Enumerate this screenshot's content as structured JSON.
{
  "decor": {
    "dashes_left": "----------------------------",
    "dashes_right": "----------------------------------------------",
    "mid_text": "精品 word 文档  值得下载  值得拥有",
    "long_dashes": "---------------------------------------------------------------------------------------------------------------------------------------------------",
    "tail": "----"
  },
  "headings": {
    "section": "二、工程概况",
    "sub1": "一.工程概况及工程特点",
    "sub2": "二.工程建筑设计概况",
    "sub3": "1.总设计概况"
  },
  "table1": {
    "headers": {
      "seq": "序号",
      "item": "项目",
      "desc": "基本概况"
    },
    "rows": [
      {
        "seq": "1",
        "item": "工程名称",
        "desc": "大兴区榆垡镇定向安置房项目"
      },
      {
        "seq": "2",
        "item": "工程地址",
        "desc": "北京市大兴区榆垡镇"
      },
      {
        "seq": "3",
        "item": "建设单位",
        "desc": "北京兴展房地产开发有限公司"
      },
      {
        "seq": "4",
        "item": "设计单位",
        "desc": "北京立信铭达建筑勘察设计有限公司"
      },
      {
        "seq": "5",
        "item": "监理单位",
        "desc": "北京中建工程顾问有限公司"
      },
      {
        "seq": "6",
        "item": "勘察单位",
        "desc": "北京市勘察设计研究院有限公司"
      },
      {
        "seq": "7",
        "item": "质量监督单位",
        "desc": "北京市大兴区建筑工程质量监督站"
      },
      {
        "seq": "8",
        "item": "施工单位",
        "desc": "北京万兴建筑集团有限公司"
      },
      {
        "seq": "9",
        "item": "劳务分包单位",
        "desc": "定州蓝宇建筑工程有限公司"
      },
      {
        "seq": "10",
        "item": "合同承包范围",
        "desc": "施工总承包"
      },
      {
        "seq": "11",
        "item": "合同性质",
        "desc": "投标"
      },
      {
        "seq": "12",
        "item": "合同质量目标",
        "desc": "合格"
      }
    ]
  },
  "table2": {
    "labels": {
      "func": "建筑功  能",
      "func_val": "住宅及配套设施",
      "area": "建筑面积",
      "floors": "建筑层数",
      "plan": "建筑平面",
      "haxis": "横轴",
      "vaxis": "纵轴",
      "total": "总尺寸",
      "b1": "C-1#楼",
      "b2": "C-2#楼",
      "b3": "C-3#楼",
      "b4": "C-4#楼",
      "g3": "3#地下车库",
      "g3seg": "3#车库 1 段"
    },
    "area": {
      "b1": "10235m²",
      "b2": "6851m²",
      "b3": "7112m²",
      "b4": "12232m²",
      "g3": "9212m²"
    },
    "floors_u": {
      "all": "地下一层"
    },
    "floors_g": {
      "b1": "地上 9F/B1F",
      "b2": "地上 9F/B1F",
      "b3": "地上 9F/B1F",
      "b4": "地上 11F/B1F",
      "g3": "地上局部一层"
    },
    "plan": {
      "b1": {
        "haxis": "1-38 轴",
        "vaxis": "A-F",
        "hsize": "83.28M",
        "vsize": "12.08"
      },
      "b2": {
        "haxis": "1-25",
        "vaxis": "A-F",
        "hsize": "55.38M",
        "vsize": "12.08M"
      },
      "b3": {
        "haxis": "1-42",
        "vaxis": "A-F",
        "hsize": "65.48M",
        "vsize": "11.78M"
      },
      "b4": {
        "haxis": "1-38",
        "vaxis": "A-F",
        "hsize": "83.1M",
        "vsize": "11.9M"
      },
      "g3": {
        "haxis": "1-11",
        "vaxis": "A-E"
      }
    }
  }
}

________

• [Work required]: Please repeat the listing exactly, with nothing left out.

• [Solution to the problem]:
Enumerate this screenshot's content as structured JSON.
{
  "decor": {
    "dashes_left": "----------------------------",
    "dashes_right": "----------------------------------------------",
    "mid_text": "精品 word 文档  值得下载  值得拥有",
    "long_dashes": "---------------------------------------------------------------------------------------------------------------------------------------------------",
    "tail": "----"
  },
  "headings": {
    "section": "二、工程概况",
    "sub1": "一.工程概况及工程特点",
    "sub2": "二.工程建筑设计概况",
    "sub3": "1.总设计概况"
  },
  "table1": {
    "headers": {
      "seq": "序号",
      "item": "项目",
      "desc": "基本概况"
    },
    "rows": [
      {
        "seq": "1",
        "item": "工程名称",
        "desc": "大兴区榆垡镇定向安置房项目"
      },
      {
        "seq": "2",
        "item": "工程地址",
        "desc": "北京市大兴区榆垡镇"
      },
      {
        "seq": "3",
        "item": "建设单位",
        "desc": "北京兴展房地产开发有限公司"
      },
      {
        "seq": "4",
        "item": "设计单位",
        "desc": "北京立信铭达建筑勘察设计有限公司"
      },
      {
        "seq": "5",
        "item": "监理单位",
        "desc": "北京中建工程顾问有限公司"
      },
      {
        "seq": "6",
        "item": "勘察单位",
        "desc": "北京市勘察设计研究院有限公司"
      },
      {
        "seq": "7",
        "item": "质量监督单位",
        "desc": "北京市大兴区建筑工程质量监督站"
      },
      {
        "seq": "8",
        "item": "施工单位",
        "desc": "北京万兴建筑集团有限公司"
      },
      {
        "seq": "9",
        "item": "劳务分包单位",
        "desc": "定州蓝宇建筑工程有限公司"
      },
      {
        "seq": "10",
        "item": "合同承包范围",
        "desc": "施工总承包"
      },
      {
        "seq": "11",
        "item": "合同性质",
        "desc": "投标"
      },
      {
        "seq": "12",
        "item": "合同质量目标",
        "desc": "合格"
      }
    ]
  },
  "table2": {
    "labels": {
      "func": "建筑功  能",
      "func_val": "住宅及配套设施",
      "area": "建筑面积",
      "floors": "建筑层数",
      "plan": "建筑平面",
      "haxis": "横轴",
      "vaxis": "纵轴",
      "total": "总尺寸",
      "b1": "C-1#楼",
      "b2": "C-2#楼",
      "b3": "C-3#楼",
      "b4": "C-4#楼",
      "g3": "3#地下车库",
      "g3seg": "3#车库 1 段"
    },
    "area": {
      "b1": "10235m²",
      "b2": "6851m²",
      "b3": "7112m²",
      "b4": "12232m²",
      "g3": "9212m²"
    },
    "floors_u": {
      "all": "地下一层"
    },
    "floors_g": {
      "b1": "地上 9F/B1F",
      "b2": "地上 9F/B1F",
      "b3": "地上 9F/B1F",
      "b4": "地上 11F/B1F",
      "g3": "地上局部一层"
    },
    "plan": {
      "b1": {
        "haxis": "1-38 轴",
        "vaxis": "A-F",
        "hsize": "83.28M",
        "vsize": "12.08"
      },
      "b2": {
        "haxis": "1-25",
        "vaxis": "A-F",
        "hsize": "55.38M",
        "vsize": "12.08M"
      },
      "b3": {
        "haxis": "1-42",
        "vaxis": "A-F",
        "hsize": "65.48M",
        "vsize": "11.78M"
      },
      "b4": {
        "haxis": "1-38",
        "vaxis": "A-F",
        "hsize": "83.1M",
        "vsize": "11.9M"
      },
      "g3": {
        "haxis": "1-11",
        "vaxis": "A-E"
      }
    }
  }
}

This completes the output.